▶ _Brief_
Reproduce only the lines from the line containing "Transcribe the text in this document." to the end of the entries below, including both of those lines.

Data entries:
"""
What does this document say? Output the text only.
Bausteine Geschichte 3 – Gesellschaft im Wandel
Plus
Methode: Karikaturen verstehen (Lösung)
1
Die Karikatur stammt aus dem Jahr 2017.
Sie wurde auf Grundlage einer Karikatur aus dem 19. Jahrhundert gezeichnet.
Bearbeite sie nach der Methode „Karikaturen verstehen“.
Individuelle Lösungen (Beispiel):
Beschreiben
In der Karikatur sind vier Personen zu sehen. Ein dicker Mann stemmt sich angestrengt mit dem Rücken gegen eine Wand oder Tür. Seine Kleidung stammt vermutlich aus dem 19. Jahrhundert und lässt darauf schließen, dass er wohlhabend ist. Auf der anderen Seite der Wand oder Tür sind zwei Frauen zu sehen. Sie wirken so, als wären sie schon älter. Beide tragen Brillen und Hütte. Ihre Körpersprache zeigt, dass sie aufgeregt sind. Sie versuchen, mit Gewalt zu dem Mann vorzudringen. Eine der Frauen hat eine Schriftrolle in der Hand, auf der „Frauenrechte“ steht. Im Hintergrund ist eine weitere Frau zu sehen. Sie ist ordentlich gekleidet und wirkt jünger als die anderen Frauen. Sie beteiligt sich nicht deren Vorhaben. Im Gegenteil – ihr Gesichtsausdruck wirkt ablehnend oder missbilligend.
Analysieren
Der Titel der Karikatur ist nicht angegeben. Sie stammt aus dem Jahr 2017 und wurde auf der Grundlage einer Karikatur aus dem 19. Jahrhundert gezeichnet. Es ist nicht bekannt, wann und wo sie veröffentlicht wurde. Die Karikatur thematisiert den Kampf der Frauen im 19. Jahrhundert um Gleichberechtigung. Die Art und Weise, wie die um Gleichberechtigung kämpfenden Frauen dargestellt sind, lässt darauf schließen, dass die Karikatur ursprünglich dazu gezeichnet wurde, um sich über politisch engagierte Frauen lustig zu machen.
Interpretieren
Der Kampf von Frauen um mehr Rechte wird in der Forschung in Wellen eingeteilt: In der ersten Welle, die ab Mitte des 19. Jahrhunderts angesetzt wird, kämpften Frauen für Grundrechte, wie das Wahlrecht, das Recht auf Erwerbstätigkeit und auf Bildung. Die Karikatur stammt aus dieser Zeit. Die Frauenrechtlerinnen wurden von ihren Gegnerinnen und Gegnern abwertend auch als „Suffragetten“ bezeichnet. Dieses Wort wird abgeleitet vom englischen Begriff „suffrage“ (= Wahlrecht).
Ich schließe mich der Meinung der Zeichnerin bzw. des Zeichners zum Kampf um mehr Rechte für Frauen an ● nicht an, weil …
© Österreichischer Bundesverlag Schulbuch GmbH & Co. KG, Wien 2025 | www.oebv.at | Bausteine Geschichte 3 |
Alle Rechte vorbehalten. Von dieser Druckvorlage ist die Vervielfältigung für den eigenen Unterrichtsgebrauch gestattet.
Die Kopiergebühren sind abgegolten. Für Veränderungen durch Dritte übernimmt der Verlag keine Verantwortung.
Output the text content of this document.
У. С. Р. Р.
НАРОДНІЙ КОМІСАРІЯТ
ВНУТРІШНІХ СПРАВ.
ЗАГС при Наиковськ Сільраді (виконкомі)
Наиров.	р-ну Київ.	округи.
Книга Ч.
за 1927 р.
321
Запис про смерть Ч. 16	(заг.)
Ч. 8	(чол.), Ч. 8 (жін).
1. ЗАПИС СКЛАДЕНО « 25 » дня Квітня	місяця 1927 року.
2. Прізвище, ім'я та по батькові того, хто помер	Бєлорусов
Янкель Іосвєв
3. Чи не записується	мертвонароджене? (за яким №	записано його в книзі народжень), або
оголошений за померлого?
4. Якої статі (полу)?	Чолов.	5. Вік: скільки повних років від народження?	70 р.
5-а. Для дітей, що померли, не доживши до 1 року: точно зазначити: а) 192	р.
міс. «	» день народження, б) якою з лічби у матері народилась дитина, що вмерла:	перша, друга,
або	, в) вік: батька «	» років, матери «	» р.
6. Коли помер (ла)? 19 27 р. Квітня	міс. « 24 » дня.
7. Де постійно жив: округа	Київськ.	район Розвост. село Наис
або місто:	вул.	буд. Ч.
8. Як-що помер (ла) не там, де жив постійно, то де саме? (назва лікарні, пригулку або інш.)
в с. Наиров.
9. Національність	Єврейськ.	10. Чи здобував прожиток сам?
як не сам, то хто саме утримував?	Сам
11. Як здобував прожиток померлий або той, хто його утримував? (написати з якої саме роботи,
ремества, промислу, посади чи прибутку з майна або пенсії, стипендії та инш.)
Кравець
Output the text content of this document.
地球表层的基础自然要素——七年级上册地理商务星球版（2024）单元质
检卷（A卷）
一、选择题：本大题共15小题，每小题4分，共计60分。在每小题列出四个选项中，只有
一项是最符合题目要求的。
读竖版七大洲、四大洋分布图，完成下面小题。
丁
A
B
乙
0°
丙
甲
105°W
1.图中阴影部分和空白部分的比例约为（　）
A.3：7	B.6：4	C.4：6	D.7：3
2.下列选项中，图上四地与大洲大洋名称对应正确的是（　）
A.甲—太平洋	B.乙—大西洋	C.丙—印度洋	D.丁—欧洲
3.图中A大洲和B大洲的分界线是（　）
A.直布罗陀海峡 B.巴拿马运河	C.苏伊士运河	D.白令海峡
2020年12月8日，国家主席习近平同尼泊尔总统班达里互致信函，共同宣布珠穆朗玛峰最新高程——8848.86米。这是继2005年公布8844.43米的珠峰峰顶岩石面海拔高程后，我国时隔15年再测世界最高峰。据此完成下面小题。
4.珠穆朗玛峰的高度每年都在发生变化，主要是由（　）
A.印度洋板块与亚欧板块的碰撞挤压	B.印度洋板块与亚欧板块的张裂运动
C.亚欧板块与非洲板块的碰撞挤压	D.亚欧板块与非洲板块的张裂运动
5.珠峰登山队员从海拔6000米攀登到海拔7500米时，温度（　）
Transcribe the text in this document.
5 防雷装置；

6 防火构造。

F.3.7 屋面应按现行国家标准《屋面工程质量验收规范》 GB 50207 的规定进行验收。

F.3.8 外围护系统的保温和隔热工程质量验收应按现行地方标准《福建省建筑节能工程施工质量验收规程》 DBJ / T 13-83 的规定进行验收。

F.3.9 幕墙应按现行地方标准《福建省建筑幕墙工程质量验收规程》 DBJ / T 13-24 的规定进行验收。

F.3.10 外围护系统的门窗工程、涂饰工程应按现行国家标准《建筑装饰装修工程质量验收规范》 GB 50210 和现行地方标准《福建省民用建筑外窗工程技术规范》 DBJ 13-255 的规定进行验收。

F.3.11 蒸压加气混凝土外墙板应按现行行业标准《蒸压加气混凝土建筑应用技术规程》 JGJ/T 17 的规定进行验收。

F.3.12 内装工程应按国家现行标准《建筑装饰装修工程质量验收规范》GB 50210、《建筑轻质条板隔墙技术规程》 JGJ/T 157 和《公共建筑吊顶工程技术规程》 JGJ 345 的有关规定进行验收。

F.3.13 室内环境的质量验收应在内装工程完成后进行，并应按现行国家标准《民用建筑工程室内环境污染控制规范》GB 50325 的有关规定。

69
"""
▶ _Answer below_
Transcribe the text in this document.
5 防雷装置；

6 防火构造。

F.3.7 屋面应按现行国家标准《屋面工程质量验收规范》 GB 50207 的规定进行验收。

F.3.8 外围护系统的保温和隔热工程质量验收应按现行地方标准《福建省建筑节能工程施工质量验收规程》 DBJ / T 13-83 的规定进行验收。

F.3.9 幕墙应按现行地方标准《福建省建筑幕墙工程质量验收规程》 DBJ / T 13-24 的规定进行验收。

F.3.10 外围护系统的门窗工程、涂饰工程应按现行国家标准《建筑装饰装修工程质量验收规范》 GB 50210 和现行地方标准《福建省民用建筑外窗工程技术规范》 DBJ 13-255 的规定进行验收。

F.3.11 蒸压加气混凝土外墙板应按现行行业标准《蒸压加气混凝土建筑应用技术规程》 JGJ/T 17 的规定进行验收。

F.3.12 内装工程应按国家现行标准《建筑装饰装修工程质量验收规范》GB 50210、《建筑轻质条板隔墙技术规程》 JGJ/T 157 和《公共建筑吊顶工程技术规程》 JGJ 345 的有关规定进行验收。

F.3.13 室内环境的质量验收应在内装工程完成后进行，并应按现行国家标准《民用建筑工程室内环境污染控制规范》GB 50325 的有关规定。

69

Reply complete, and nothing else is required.